(Dataset records)
○ ○ ○ ○

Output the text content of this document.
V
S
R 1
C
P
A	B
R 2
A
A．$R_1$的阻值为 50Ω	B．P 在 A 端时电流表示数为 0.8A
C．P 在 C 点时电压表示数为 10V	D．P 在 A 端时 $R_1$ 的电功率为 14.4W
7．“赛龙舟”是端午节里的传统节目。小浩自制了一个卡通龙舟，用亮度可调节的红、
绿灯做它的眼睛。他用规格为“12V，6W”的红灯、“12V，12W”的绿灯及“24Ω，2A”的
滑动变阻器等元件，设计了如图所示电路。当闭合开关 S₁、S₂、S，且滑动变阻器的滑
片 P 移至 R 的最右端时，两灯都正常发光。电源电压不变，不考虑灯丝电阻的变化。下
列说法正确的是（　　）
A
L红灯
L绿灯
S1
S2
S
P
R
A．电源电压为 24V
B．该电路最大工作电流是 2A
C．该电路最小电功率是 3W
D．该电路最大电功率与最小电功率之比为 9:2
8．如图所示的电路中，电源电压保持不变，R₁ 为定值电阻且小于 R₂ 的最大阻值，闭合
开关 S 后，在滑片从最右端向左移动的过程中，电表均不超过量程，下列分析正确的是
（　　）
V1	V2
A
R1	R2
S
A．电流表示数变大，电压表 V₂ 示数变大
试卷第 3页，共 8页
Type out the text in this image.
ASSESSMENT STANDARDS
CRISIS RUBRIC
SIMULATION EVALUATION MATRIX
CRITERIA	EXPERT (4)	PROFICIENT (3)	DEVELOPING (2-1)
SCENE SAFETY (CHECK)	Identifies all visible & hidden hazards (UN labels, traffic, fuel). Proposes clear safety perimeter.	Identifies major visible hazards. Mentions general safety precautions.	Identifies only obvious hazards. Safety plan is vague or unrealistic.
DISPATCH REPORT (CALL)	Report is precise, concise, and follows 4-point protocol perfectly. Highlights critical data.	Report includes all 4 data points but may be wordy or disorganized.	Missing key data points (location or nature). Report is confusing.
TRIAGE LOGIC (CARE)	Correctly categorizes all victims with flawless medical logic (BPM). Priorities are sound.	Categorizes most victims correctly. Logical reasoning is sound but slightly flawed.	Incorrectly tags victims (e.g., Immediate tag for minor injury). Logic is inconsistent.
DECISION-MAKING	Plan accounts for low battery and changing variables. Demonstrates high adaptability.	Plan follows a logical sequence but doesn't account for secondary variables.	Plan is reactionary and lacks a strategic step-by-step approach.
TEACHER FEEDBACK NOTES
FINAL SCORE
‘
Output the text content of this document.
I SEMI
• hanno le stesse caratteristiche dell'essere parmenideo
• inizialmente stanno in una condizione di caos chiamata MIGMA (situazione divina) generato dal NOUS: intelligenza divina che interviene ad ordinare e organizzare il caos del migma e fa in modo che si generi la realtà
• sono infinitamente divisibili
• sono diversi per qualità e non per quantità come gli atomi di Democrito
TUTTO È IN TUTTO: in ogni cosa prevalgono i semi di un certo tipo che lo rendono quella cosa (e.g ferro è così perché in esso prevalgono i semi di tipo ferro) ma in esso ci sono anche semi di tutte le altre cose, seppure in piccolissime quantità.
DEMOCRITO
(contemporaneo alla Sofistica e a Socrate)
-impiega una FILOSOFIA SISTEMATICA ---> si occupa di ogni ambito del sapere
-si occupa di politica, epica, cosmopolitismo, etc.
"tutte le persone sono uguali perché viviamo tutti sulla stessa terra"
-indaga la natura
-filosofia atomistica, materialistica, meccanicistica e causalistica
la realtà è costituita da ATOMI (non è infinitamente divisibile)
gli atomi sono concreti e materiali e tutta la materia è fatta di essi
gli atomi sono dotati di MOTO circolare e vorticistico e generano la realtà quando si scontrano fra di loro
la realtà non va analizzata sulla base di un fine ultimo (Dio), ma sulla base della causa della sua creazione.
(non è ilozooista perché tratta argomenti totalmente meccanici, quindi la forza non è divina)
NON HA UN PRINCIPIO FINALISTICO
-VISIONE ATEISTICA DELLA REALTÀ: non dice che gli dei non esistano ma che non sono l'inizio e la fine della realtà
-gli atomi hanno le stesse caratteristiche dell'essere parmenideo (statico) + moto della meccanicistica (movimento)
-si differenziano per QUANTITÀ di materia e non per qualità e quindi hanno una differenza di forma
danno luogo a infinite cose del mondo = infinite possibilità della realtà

○ ○ ○ ○

### TASK BRIEF
All of the entries must be written out exactly as they stand.

### WRITTEN REPLY
Output the text content of this document.
V
S
R 1
C
P
A	B
R 2
A
A．$R_1$的阻值为 50Ω	B．P 在 A 端时电流表示数为 0.8A
C．P 在 C 点时电压表示数为 10V	D．P 在 A 端时 $R_1$ 的电功率为 14.4W
7．“赛龙舟”是端午节里的传统节目。小浩自制了一个卡通龙舟，用亮度可调节的红、
绿灯做它的眼睛。他用规格为“12V，6W”的红灯、“12V，12W”的绿灯及“24Ω，2A”的
滑动变阻器等元件，设计了如图所示电路。当闭合开关 S₁、S₂、S，且滑动变阻器的滑
片 P 移至 R 的最右端时，两灯都正常发光。电源电压不变，不考虑灯丝电阻的变化。下
列说法正确的是（　　）
A
L红灯
L绿灯
S1
S2
S
P
R
A．电源电压为 24V
B．该电路最大工作电流是 2A
C．该电路最小电功率是 3W
D．该电路最大电功率与最小电功率之比为 9:2
8．如图所示的电路中，电源电压保持不变，R₁ 为定值电阻且小于 R₂ 的最大阻值，闭合
开关 S 后，在滑片从最右端向左移动的过程中，电表均不超过量程，下列分析正确的是
（　　）
V1	V2
A
R1	R2
S
A．电流表示数变大，电压表 V₂ 示数变大
试卷第 3页，共 8页
Type out the text in this image.
ASSESSMENT STANDARDS
CRISIS RUBRIC
SIMULATION EVALUATION MATRIX
CRITERIA	EXPERT (4)	PROFICIENT (3)	DEVELOPING (2-1)
SCENE SAFETY (CHECK)	Identifies all visible & hidden hazards (UN labels, traffic, fuel). Proposes clear safety perimeter.	Identifies major visible hazards. Mentions general safety precautions.	Identifies only obvious hazards. Safety plan is vague or unrealistic.
DISPATCH REPORT (CALL)	Report is precise, concise, and follows 4-point protocol perfectly. Highlights critical data.	Report includes all 4 data points but may be wordy or disorganized.	Missing key data points (location or nature). Report is confusing.
TRIAGE LOGIC (CARE)	Correctly categorizes all victims with flawless medical logic (BPM). Priorities are sound.	Categorizes most victims correctly. Logical reasoning is sound but slightly flawed.	Incorrectly tags victims (e.g., Immediate tag for minor injury). Logic is inconsistent.
DECISION-MAKING	Plan accounts for low battery and changing variables. Demonstrates high adaptability.	Plan follows a logical sequence but doesn't account for secondary variables.	Plan is reactionary and lacks a strategic step-by-step approach.
TEACHER FEEDBACK NOTES
FINAL SCORE
‘
Output the text content of this document.
I SEMI
• hanno le stesse caratteristiche dell'essere parmenideo
• inizialmente stanno in una condizione di caos chiamata MIGMA (situazione divina) generato dal NOUS: intelligenza divina che interviene ad ordinare e organizzare il caos del migma e fa in modo che si generi la realtà
• sono infinitamente divisibili
• sono diversi per qualità e non per quantità come gli atomi di Democrito
TUTTO È IN TUTTO: in ogni cosa prevalgono i semi di un certo tipo che lo rendono quella cosa (e.g ferro è così perché in esso prevalgono i semi di tipo ferro) ma in esso ci sono anche semi di tutte le altre cose, seppure in piccolissime quantità.
DEMOCRITO
(contemporaneo alla Sofistica e a Socrate)
-impiega una FILOSOFIA SISTEMATICA ---> si occupa di ogni ambito del sapere
-si occupa di politica, epica, cosmopolitismo, etc.
"tutte le persone sono uguali perché viviamo tutti sulla stessa terra"
-indaga la natura
-filosofia atomistica, materialistica, meccanicistica e causalistica
la realtà è costituita da ATOMI (non è infinitamente divisibile)
gli atomi sono concreti e materiali e tutta la materia è fatta di essi
gli atomi sono dotati di MOTO circolare e vorticistico e generano la realtà quando si scontrano fra di loro
la realtà non va analizzata sulla base di un fine ultimo (Dio), ma sulla base della causa della sua creazione.
(non è ilozooista perché tratta argomenti totalmente meccanici, quindi la forza non è divina)
NON HA UN PRINCIPIO FINALISTICO
-VISIONE ATEISTICA DELLA REALTÀ: non dice che gli dei non esistano ma che non sono l'inizio e la fine della realtà
-gli atomi hanno le stesse caratteristiche dell'essere parmenideo (statico) + moto della meccanicistica (movimento)
-si differenziano per QUANTITÀ di materia e non per qualità e quindi hanno una differenza di forma
danno luogo a infinite cose del mondo = infinite possibilità della realtà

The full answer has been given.